Direction
Write out every line below that includes the word "color".

Listed entries
★ ★ ★ ★ ★ ★ ★
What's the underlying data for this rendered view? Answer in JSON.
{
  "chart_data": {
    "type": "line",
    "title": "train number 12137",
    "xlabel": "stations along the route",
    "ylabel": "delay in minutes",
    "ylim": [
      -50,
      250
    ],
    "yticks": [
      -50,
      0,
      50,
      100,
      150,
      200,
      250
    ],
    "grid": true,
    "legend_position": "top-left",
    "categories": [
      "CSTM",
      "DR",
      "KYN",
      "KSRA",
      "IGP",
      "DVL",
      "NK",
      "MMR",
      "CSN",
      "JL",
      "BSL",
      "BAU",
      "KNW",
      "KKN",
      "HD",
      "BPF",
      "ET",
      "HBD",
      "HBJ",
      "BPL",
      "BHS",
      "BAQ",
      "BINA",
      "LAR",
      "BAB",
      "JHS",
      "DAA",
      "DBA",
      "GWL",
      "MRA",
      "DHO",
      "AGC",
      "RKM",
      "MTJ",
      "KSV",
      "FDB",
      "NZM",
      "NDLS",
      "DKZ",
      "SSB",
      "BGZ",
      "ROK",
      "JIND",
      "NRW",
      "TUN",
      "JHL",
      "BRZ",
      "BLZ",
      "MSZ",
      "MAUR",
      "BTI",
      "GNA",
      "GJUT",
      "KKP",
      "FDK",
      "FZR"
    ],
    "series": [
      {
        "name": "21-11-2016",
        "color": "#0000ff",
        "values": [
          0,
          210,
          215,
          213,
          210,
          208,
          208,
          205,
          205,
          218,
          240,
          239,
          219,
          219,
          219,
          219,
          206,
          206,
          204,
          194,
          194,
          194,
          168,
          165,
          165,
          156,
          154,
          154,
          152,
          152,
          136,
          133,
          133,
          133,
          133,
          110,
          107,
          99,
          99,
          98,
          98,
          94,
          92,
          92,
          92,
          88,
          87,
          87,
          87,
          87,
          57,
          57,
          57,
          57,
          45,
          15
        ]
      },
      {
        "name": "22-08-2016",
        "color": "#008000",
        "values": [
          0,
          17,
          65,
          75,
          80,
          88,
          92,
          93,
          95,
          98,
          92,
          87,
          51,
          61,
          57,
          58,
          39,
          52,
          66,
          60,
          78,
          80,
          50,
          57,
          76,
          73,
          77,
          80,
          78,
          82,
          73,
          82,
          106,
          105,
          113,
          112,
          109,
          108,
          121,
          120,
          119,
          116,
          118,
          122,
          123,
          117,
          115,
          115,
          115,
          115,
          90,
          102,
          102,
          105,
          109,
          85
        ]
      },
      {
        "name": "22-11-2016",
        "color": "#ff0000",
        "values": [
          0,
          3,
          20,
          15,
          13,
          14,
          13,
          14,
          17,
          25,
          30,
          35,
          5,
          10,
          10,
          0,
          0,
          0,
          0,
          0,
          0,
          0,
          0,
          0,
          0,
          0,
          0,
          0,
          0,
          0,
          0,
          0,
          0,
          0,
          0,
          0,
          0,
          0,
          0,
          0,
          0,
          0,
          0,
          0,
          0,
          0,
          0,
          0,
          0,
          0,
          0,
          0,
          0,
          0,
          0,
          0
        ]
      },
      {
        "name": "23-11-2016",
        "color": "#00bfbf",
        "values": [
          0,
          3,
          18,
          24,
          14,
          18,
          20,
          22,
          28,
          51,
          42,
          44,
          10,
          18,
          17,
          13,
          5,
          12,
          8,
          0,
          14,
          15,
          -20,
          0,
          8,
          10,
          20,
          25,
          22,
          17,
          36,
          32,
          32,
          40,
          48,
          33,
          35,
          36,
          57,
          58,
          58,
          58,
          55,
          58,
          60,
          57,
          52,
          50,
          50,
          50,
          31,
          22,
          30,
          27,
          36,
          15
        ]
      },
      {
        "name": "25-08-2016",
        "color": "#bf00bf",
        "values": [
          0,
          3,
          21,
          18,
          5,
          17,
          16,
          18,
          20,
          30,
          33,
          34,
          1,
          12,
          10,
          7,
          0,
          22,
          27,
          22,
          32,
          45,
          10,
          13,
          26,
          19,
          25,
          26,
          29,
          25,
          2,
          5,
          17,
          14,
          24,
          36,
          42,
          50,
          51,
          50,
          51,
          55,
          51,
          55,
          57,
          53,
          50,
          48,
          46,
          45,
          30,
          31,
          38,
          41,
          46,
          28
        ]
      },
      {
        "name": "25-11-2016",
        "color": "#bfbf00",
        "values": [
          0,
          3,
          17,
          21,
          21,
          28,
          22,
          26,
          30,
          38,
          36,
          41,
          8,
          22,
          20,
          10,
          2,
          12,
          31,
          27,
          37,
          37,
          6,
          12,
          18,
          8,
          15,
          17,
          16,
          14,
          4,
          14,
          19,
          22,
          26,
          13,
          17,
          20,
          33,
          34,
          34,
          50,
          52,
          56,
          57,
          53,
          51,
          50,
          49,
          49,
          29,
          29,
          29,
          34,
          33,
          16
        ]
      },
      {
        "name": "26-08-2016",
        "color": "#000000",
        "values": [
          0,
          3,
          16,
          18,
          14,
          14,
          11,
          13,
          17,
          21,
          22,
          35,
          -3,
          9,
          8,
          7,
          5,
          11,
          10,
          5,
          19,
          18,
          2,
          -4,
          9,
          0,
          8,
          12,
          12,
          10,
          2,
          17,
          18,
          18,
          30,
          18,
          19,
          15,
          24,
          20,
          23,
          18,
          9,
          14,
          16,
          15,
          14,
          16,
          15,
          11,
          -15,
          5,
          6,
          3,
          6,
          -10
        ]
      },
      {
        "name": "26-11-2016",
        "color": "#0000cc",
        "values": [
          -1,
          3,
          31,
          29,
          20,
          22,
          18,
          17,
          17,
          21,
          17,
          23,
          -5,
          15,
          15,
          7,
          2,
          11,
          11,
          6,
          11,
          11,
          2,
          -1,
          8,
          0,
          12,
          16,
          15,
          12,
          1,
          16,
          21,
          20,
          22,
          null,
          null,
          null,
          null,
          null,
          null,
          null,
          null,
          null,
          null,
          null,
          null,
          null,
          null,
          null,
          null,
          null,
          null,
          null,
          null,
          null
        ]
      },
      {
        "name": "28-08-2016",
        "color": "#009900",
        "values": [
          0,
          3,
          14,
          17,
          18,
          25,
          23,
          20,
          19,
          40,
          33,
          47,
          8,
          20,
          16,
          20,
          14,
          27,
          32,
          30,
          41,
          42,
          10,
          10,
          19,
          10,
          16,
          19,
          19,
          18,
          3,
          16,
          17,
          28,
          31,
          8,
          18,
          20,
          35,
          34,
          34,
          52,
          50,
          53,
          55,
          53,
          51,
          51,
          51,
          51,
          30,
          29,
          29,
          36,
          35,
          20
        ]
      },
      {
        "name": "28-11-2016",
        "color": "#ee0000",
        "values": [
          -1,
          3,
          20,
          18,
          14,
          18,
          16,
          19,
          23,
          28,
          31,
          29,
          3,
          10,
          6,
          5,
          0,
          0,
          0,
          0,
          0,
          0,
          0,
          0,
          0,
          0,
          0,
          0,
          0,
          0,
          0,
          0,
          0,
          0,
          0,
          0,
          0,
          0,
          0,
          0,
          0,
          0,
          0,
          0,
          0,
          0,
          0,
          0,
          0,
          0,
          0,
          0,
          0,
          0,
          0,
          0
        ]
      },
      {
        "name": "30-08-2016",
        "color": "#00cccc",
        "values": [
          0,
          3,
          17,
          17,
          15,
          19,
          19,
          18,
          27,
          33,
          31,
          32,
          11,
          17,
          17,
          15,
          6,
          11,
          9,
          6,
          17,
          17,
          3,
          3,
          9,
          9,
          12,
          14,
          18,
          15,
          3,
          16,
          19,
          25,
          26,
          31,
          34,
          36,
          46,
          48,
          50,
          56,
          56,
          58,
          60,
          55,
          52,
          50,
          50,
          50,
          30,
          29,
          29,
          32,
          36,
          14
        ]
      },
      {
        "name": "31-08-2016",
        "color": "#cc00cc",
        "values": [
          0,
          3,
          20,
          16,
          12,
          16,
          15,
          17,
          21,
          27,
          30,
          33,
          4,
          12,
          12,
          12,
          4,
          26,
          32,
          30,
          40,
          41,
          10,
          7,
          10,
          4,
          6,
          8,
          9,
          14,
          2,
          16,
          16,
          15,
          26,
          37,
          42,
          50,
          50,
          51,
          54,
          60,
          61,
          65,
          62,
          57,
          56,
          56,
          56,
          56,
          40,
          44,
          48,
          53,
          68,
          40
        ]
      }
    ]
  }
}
★ ★ ★ ★ ★ ★ ★
The output
        "color": "#0000ff",
        "color": "#008000",
        "color": "#ff0000",
        "color": "#00bfbf",
        "color": "#bf00bf",
        "color": "#bfbf00",
        "color": "#000000",
        "color": "#0000cc",
        "color": "#009900",
        "color": "#ee0000",
        "color": "#00cccc",
        "color": "#cc00cc",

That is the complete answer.